◆ **EXERCISE TASKS**
A. Duplicate the passage of the forum post on the saeculum between "08-26-2019, 09:46 AM" and "that a convenience.", inclusive.
B. Go on with the forum post on the saeculum, starting after its last sentence.

◆ **SOURCE**

08-26-2019, 09:46 AM
(08-25-2019, 10:06 PM)Marc Lamb Wrote: The previous posts by the him, her, or whatever gender pronoun pbrower2a prefers, perfectly illustrate why the S&H cyclical history theory is really meaningless beyond something as an interesting or even, perhaps, accurate means to explain the mystery of humankind's past, present and future.
As if it matters, I am male. So consider that a convenience.
Quote:As Michael Alexander conceded, "politics, not economics was the key to the saeculum because all facets of the social world, economics, politics, religion, morals, in short, culture, are represented in one’s politics."
But political realities change almost predictably during the saeculum. Such creates opportunities in one part of the saeculum that may be impossible in another. Marching to the beat of a different drummer is impossible when all the drummers offer the same beat in a procession of military maneuvers, and when getting out of line gets one worse than the normal awfulness of military life. You do not want to face courts-martial in the regimented world of a Crisis in its military stage, for the punishment is far worse than the normal awfulness of military life. The voyage to the interior is a freakish behavior in a 1T when rigidly-disciplined people seek to rebuild the world into something more comfortable and secure. Ice-water realism is unwelcome in a 2T when kids are challenging the authority of middle-aged adults seeking to do things on the grandest scale possible and mid-life adults are getting queasy of the limited range of expression recently allowed them. Group solidarity is ineffective in an every-man-for-himself 3T.

◆ **SUPPLIED INFORMATION**
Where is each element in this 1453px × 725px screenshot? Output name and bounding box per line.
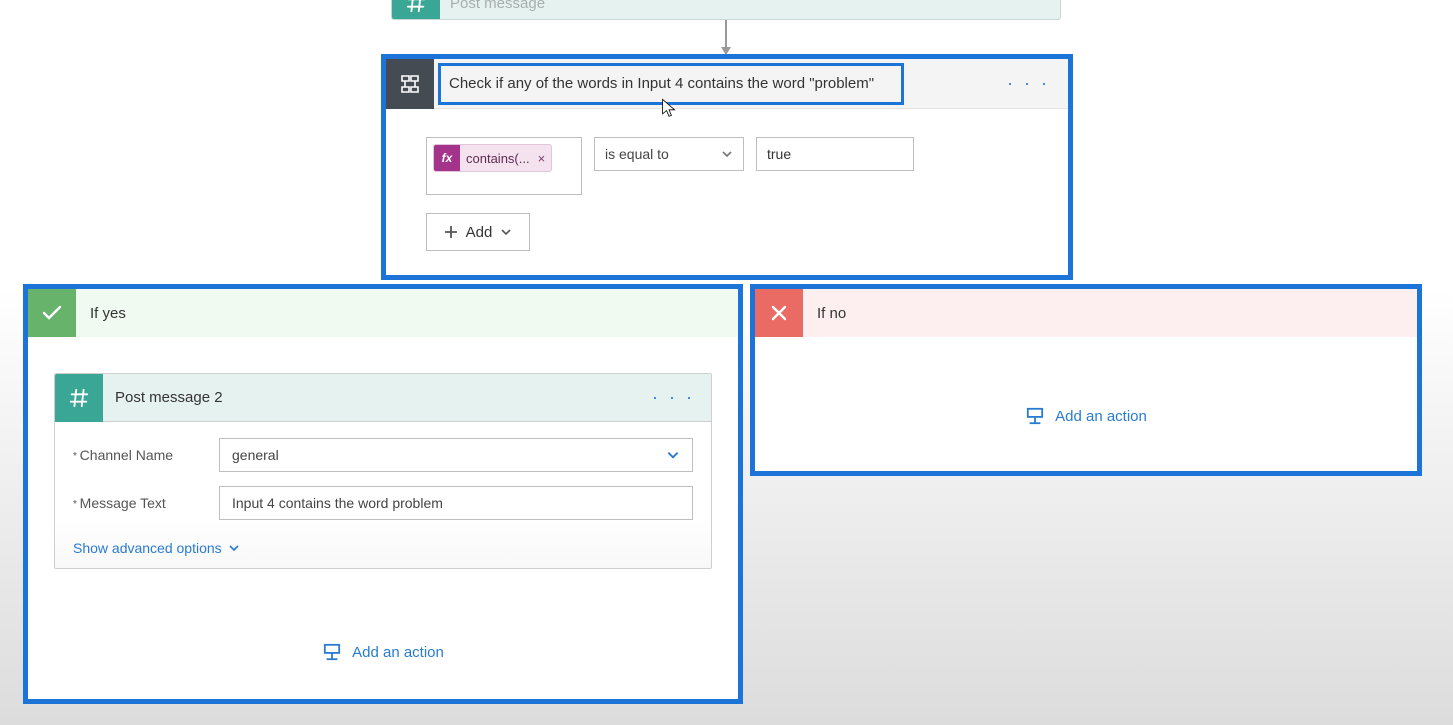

◆ **EXPECTED RESULTS**
A.
08-26-2019, 09:46 AM
(08-25-2019, 10:06 PM)Marc Lamb Wrote: The previous posts by the him, her, or whatever gender pronoun pbrower2a prefers, perfectly illustrate why the S&H cyclical history theory is really meaningless beyond something as an interesting or even, perhaps, accurate means to explain the mystery of humankind's past, present and future.
As if it matters, I am male. So consider that a convenience.

B.
So our economic masters are staying in a 3T mode while the world in which they profiteer is falling apart and demographic change itself creates a Crisis mode of thought for the majority. Something will break. As the French revolution suggests, elites out for themselves alone when the order is in economic collapse and is losing its intellectual credibility might face amputation...
Quote:There lies the nasty rub: In short, politics always alternately illuminates and blinds our hearts and minds to the truth, because we all become a prisoner to our dated "social world, economics, politics, religion, morals, in short, culture." The world is always passing us by. Just ask Joe Biden. I'm sure he'd agree. Ok, ask Mitch McConnell, too.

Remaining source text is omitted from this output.